The task
In the listing below, count each line containing "caption" and answer with the count only.

━━━ Extracted material

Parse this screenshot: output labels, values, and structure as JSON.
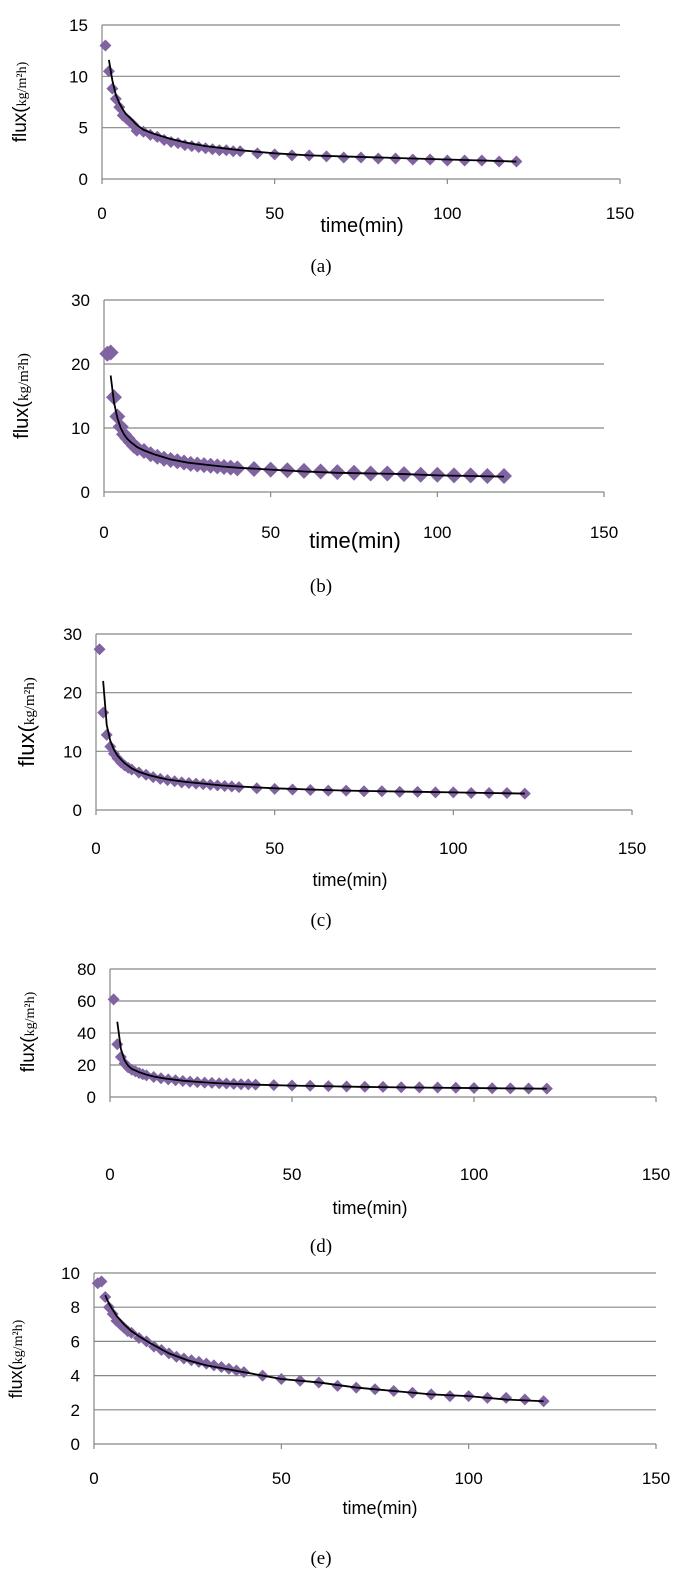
{
  "figure": {
    "colors": {
      "marker": "#8064A2",
      "fit_line": "#000000",
      "gridline": "#868686",
      "axis": "#868686"
    }
  },
  "chart_data": [
    {
      "type": "scatter",
      "caption": "(a)",
      "xlabel": "time(min)",
      "ylabel_prefix": "flux(",
      "ylabel_unit": "kg/m²h)",
      "xlim": [
        0,
        150
      ],
      "ylim": [
        0,
        15
      ],
      "xticks": [
        0,
        50,
        100,
        150
      ],
      "yticks": [
        0,
        5,
        10,
        15
      ],
      "grid": true,
      "legend": "none",
      "x": [
        1,
        2,
        3,
        4,
        5,
        6,
        7,
        8,
        9,
        10,
        12,
        14,
        16,
        18,
        20,
        22,
        24,
        26,
        28,
        30,
        32,
        34,
        36,
        38,
        40,
        45,
        50,
        55,
        60,
        65,
        70,
        75,
        80,
        85,
        90,
        95,
        100,
        105,
        110,
        115,
        120
      ],
      "y": [
        13.0,
        10.5,
        8.8,
        7.8,
        7.0,
        6.2,
        5.9,
        5.6,
        5.3,
        4.7,
        4.6,
        4.3,
        4.1,
        3.8,
        3.6,
        3.5,
        3.3,
        3.2,
        3.1,
        3.0,
        2.9,
        2.8,
        2.8,
        2.7,
        2.7,
        2.5,
        2.4,
        2.3,
        2.3,
        2.2,
        2.1,
        2.1,
        2.0,
        2.0,
        1.9,
        1.9,
        1.8,
        1.8,
        1.8,
        1.7,
        1.7
      ],
      "fit": {
        "x": [
          2,
          3,
          4,
          5,
          6,
          7,
          8,
          10,
          12,
          15,
          20,
          25,
          30,
          35,
          40,
          50,
          60,
          70,
          80,
          90,
          100,
          110,
          120
        ],
        "y": [
          11.6,
          9.6,
          8.2,
          7.4,
          6.8,
          6.3,
          6.0,
          5.3,
          4.8,
          4.4,
          3.9,
          3.5,
          3.2,
          3.0,
          2.8,
          2.5,
          2.3,
          2.2,
          2.1,
          2.0,
          1.9,
          1.8,
          1.7
        ]
      }
    },
    {
      "type": "scatter",
      "caption": "(b)",
      "xlabel": "time(min)",
      "ylabel_prefix": "flux(",
      "ylabel_unit": "kg/m²h)",
      "xlim": [
        0,
        150
      ],
      "ylim": [
        0,
        30
      ],
      "xticks": [
        0,
        50,
        100,
        150
      ],
      "yticks": [
        0,
        10,
        20,
        30
      ],
      "grid": true,
      "legend": "none",
      "x": [
        1,
        2,
        3,
        4,
        5,
        6,
        7,
        8,
        9,
        10,
        12,
        14,
        16,
        18,
        20,
        22,
        24,
        26,
        28,
        30,
        32,
        34,
        36,
        38,
        40,
        45,
        50,
        55,
        60,
        65,
        70,
        75,
        80,
        85,
        90,
        95,
        100,
        105,
        110,
        115,
        120
      ],
      "y": [
        21.6,
        21.8,
        14.8,
        11.8,
        10.2,
        9.0,
        8.4,
        7.8,
        7.2,
        6.8,
        6.4,
        5.9,
        5.5,
        5.2,
        5.0,
        4.8,
        4.6,
        4.4,
        4.3,
        4.2,
        4.1,
        4.0,
        3.9,
        3.8,
        3.7,
        3.6,
        3.5,
        3.4,
        3.3,
        3.2,
        3.1,
        3.0,
        2.9,
        2.9,
        2.8,
        2.7,
        2.7,
        2.6,
        2.6,
        2.5,
        2.5
      ],
      "fit": {
        "x": [
          2,
          3,
          4,
          5,
          6,
          7,
          8,
          10,
          12,
          15,
          20,
          25,
          30,
          35,
          40,
          50,
          60,
          70,
          80,
          90,
          100,
          110,
          120
        ],
        "y": [
          18.2,
          14.0,
          11.6,
          10.0,
          9.0,
          8.3,
          7.8,
          7.0,
          6.5,
          5.9,
          5.1,
          4.6,
          4.3,
          4.0,
          3.8,
          3.5,
          3.2,
          3.0,
          2.9,
          2.8,
          2.6,
          2.5,
          2.4
        ]
      }
    },
    {
      "type": "scatter",
      "caption": "(c)",
      "xlabel": "time(min)",
      "ylabel_prefix": "flux(",
      "ylabel_unit": "kg/m²h)",
      "xlim": [
        0,
        150
      ],
      "ylim": [
        0,
        30
      ],
      "xticks": [
        0,
        50,
        100,
        150
      ],
      "yticks": [
        0,
        10,
        20,
        30
      ],
      "grid": true,
      "legend": "none",
      "x": [
        1,
        2,
        3,
        4,
        5,
        6,
        7,
        8,
        9,
        10,
        12,
        14,
        16,
        18,
        20,
        22,
        24,
        26,
        28,
        30,
        32,
        34,
        36,
        38,
        40,
        45,
        50,
        55,
        60,
        65,
        70,
        75,
        80,
        85,
        90,
        95,
        100,
        105,
        110,
        115,
        120
      ],
      "y": [
        27.4,
        16.6,
        12.8,
        10.8,
        9.6,
        8.8,
        8.1,
        7.6,
        7.2,
        6.9,
        6.4,
        6.0,
        5.6,
        5.3,
        5.1,
        4.9,
        4.7,
        4.6,
        4.5,
        4.4,
        4.3,
        4.2,
        4.1,
        4.0,
        3.9,
        3.7,
        3.6,
        3.5,
        3.4,
        3.3,
        3.3,
        3.2,
        3.2,
        3.1,
        3.1,
        3.0,
        3.0,
        2.9,
        2.9,
        2.9,
        2.8
      ],
      "fit": {
        "x": [
          2,
          3,
          4,
          5,
          6,
          7,
          8,
          10,
          12,
          15,
          20,
          25,
          30,
          35,
          40,
          50,
          60,
          70,
          80,
          90,
          100,
          110,
          120
        ],
        "y": [
          22.0,
          14.5,
          11.8,
          10.3,
          9.3,
          8.6,
          8.0,
          7.1,
          6.5,
          5.9,
          5.2,
          4.8,
          4.5,
          4.2,
          4.0,
          3.7,
          3.5,
          3.3,
          3.2,
          3.1,
          3.0,
          2.9,
          2.8
        ]
      }
    },
    {
      "type": "scatter",
      "caption": "(d)",
      "xlabel": "time(min)",
      "ylabel_prefix": "flux(",
      "ylabel_unit": "kg/m²h)",
      "xlim": [
        0,
        150
      ],
      "ylim": [
        0,
        80
      ],
      "xticks": [
        0,
        50,
        100,
        150
      ],
      "yticks": [
        0,
        20,
        40,
        60,
        80
      ],
      "grid": true,
      "legend": "none",
      "x": [
        1,
        2,
        3,
        4,
        5,
        6,
        7,
        8,
        9,
        10,
        12,
        14,
        16,
        18,
        20,
        22,
        24,
        26,
        28,
        30,
        32,
        34,
        36,
        38,
        40,
        45,
        50,
        55,
        60,
        65,
        70,
        75,
        80,
        85,
        90,
        95,
        100,
        105,
        110,
        115,
        120
      ],
      "y": [
        61.0,
        33.0,
        25.0,
        21.0,
        18.5,
        17.0,
        16.0,
        15.0,
        14.2,
        13.5,
        12.5,
        11.7,
        11.0,
        10.5,
        10.0,
        9.6,
        9.3,
        9.0,
        8.8,
        8.6,
        8.4,
        8.2,
        8.0,
        7.9,
        7.7,
        7.4,
        7.2,
        7.0,
        6.8,
        6.6,
        6.4,
        6.3,
        6.1,
        6.0,
        5.9,
        5.8,
        5.6,
        5.5,
        5.4,
        5.3,
        5.2
      ],
      "fit": {
        "x": [
          2,
          3,
          4,
          5,
          6,
          8,
          10,
          12,
          15,
          20,
          25,
          30,
          35,
          40,
          50,
          60,
          70,
          80,
          90,
          100,
          110,
          120
        ],
        "y": [
          47.0,
          30.0,
          23.0,
          19.5,
          17.5,
          15.5,
          14.0,
          12.8,
          11.6,
          10.2,
          9.3,
          8.6,
          8.1,
          7.7,
          7.1,
          6.7,
          6.3,
          6.0,
          5.8,
          5.6,
          5.4,
          5.2
        ]
      }
    },
    {
      "type": "scatter",
      "caption": "(e)",
      "xlabel": "time(min)",
      "ylabel_prefix": "flux(",
      "ylabel_unit": "kg/m²h)",
      "xlim": [
        0,
        150
      ],
      "ylim": [
        0,
        10
      ],
      "xticks": [
        0,
        50,
        100,
        150
      ],
      "yticks": [
        0,
        2,
        4,
        6,
        8,
        10
      ],
      "grid": true,
      "legend": "none",
      "x": [
        1,
        2,
        3,
        4,
        5,
        6,
        7,
        8,
        9,
        10,
        12,
        14,
        16,
        18,
        20,
        22,
        24,
        26,
        28,
        30,
        32,
        34,
        36,
        38,
        40,
        45,
        50,
        55,
        60,
        65,
        70,
        75,
        80,
        85,
        90,
        95,
        100,
        105,
        110,
        115,
        120
      ],
      "y": [
        9.4,
        9.5,
        8.6,
        8.0,
        7.6,
        7.2,
        7.0,
        6.8,
        6.6,
        6.5,
        6.2,
        6.0,
        5.7,
        5.5,
        5.3,
        5.1,
        5.0,
        4.9,
        4.8,
        4.7,
        4.6,
        4.5,
        4.4,
        4.3,
        4.2,
        4.0,
        3.8,
        3.7,
        3.6,
        3.4,
        3.3,
        3.2,
        3.1,
        3.0,
        2.9,
        2.8,
        2.8,
        2.7,
        2.7,
        2.6,
        2.5
      ],
      "fit": {
        "x": [
          3,
          4,
          6,
          8,
          10,
          12,
          15,
          20,
          25,
          30,
          35,
          40,
          50,
          60,
          70,
          80,
          90,
          100,
          110,
          120
        ],
        "y": [
          8.7,
          8.2,
          7.5,
          7.0,
          6.6,
          6.3,
          5.9,
          5.3,
          4.9,
          4.6,
          4.4,
          4.2,
          3.8,
          3.6,
          3.3,
          3.1,
          2.9,
          2.8,
          2.6,
          2.5
        ]
      }
    }
  ]
}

━━━━━━

Final result
5